===== Text segment

Hussein was an actor, worldly and ironic, and he had a chip on his shoulder. He had tricked me, I knew, as much in bitterness as in fun. More than one felucca captain in Egypt resented the foreigners they served. It was understandable: they earned a marginal living facilitating the leisure of privileged people who came to bask in the exotic scenery and mysterious history of Aswan; people who stayed in five-star hotels that the languishing locals in their dusty flip-flops were not allowed to enter; people, pale and plump, who had enough money to bask in a false superiority yet haggled ferociously over pennies with their malnourished hosts; people whose opinions and desires meant more to the local authorities than those of any tax-paying Egyptian citizen. Fear of the unfamiliar made the foreigner wary and — when hounded and harassed for money, as too often in Egypt they were — rude. Their rudeness in turn made the captains defensive. The foreign tourist (and there was, really, almost no other kind of foreigner here now) was a crucial economic engine but for some local captains a source of irritation. Until 1952 and the victory of General Nasser’s revolution, Egypt had for two thousand years been ruled by foreigners. Foreign rule was finished, but the foreigner still enjoyed the benefits of a sort of economic colonialism. Flaubert’s “It is unbelievable how well we are treated here — it’s as though we were princes” was simply another way of saying, We can get away with anything here! The condescension Hussein showed me was likely an echo of the condescension he received.

Hussein’s felucca approached the shore carrying another Nubian captain and four white passengers. Not far behind them I saw Amr’s sail rounding the bend. I climbed into the rowboat and began to row downriver.

“Hey, wait a minute, lady,” Hussein said. “You can meet my pals.”

I wasn’t enticed. “Maybe another time.”

Hussein tsked theatrically. “Not friendly.”

“Maybe we’re well met,” I said.

He grinned fatuously, his chestnut-brown chin glistening with perspiration, and after a blinking pause he said in that stagey panhandle accent, “Varmint.”

The word and the way he pronounced it surprised and impressed me. It wasn’t clear whether he meant it as an epithet or as a random demonstration of the breadth of his English vocabulary. It struck me suddenly as funny, this big-haired barefoot Nubian in a long dress standing at the edge of the Nile and speaking like Billy the Kid. I stopped my oars, unable to resist the challenge. “Critter,” I said.

==========
===== Data listing

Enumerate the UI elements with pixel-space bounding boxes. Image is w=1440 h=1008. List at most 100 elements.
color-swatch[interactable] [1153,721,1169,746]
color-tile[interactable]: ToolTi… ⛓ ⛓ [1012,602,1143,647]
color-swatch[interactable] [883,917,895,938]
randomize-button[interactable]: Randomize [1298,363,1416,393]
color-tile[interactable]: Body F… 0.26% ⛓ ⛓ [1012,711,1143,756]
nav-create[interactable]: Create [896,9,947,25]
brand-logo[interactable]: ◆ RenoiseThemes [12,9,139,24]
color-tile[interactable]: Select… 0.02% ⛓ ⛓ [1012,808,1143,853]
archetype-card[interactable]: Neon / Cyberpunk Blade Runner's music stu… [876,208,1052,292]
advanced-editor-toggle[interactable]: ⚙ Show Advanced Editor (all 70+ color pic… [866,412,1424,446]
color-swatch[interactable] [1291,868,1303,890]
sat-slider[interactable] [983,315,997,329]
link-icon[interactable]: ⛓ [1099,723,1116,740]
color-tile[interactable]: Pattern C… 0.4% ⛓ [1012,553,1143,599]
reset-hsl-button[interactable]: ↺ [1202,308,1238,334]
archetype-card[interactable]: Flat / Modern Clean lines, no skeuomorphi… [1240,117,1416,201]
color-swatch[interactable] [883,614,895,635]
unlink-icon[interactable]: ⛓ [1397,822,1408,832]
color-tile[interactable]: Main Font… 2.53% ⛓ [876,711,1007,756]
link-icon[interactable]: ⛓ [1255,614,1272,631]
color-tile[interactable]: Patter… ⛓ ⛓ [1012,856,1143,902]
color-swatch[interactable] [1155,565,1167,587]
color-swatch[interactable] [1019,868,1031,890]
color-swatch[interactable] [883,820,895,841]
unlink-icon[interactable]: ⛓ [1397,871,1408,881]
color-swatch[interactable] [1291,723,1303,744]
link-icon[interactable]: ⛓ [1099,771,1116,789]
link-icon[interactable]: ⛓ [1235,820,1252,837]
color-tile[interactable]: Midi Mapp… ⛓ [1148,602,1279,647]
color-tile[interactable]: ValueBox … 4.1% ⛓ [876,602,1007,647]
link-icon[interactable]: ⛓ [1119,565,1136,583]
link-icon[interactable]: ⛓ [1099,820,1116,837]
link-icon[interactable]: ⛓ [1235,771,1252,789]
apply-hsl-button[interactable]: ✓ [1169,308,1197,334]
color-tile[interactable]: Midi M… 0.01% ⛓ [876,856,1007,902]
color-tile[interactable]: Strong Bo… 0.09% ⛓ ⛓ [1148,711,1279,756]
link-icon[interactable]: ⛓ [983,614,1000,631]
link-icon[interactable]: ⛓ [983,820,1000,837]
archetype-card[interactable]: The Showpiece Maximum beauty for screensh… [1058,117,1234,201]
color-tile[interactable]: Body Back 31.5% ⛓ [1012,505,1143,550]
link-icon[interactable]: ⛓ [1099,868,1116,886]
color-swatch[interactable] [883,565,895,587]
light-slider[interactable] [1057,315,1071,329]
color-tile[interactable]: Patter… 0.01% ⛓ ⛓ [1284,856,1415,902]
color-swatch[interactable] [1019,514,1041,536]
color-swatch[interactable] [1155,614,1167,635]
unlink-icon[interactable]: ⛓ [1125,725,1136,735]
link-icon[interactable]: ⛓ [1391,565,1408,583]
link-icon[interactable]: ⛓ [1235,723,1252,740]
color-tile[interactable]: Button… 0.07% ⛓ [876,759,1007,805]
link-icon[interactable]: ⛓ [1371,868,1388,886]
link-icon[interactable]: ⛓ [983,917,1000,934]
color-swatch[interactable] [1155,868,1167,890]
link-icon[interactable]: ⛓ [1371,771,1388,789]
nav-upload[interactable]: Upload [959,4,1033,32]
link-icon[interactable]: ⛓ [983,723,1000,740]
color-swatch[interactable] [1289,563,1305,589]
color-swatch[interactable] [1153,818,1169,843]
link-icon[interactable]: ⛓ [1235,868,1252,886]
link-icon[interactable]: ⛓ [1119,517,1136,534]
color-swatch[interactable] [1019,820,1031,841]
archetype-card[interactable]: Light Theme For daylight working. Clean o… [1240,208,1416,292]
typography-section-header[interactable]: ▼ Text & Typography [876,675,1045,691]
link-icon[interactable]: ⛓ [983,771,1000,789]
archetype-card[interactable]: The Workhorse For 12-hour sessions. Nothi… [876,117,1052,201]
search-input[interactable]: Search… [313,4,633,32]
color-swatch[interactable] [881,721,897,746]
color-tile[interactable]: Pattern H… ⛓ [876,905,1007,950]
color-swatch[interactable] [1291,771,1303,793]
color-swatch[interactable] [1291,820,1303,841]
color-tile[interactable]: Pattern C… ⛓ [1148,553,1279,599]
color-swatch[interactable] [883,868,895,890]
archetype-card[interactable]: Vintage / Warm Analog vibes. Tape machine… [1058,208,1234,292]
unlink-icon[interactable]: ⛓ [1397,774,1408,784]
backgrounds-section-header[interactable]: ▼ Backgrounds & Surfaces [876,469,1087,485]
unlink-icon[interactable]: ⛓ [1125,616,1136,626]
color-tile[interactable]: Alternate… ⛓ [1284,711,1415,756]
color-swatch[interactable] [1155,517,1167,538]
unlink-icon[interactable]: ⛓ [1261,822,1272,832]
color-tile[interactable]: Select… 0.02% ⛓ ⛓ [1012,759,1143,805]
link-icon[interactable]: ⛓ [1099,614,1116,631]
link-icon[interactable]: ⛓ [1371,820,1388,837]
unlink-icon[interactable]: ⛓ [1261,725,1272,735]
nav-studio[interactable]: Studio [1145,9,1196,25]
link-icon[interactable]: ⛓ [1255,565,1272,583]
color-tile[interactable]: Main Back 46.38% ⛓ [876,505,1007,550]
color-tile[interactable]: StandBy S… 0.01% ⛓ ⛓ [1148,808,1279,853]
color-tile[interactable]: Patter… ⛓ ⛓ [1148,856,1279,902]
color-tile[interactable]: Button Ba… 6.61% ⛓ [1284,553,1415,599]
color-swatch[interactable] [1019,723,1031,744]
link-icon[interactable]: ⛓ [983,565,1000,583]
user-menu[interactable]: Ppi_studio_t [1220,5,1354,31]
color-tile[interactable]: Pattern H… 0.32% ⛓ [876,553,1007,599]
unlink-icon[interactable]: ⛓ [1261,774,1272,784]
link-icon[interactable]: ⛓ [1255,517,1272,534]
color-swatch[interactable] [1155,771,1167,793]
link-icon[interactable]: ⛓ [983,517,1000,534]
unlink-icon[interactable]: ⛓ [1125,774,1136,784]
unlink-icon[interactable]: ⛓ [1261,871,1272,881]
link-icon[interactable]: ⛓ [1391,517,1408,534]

==========

:: What to do ::
[A] List every person named in the Aswan felucca passage.
[B] Extend the Aswan felucca passage from its last line with a few more paragraphs.
The items were taken from a different source than the text.

:: Response list ::
[A] Hussein, Amr, General Nasser, Flaubert, Billy the Kid

[B]
Hussein smiled. “Vermin.”

That was a good one too, and I laughed at the stupidity of the exchange. Hussein laughed too.

“How do you know those words, Hussein?”

“Passengers from Arkansas. I studied hard.” He climbed onto the deck of the felucca and began to sing and dance again, and this time the dance really was a silly taunt. I rowed away feeling duped and foolish for having been drawn into Hussein’s game. He had played the guileless hayseed so cleverly and well that I fell for it. I had to admire his intelligence and his verve. No one executed pranks and jokes better than the Egyptian men.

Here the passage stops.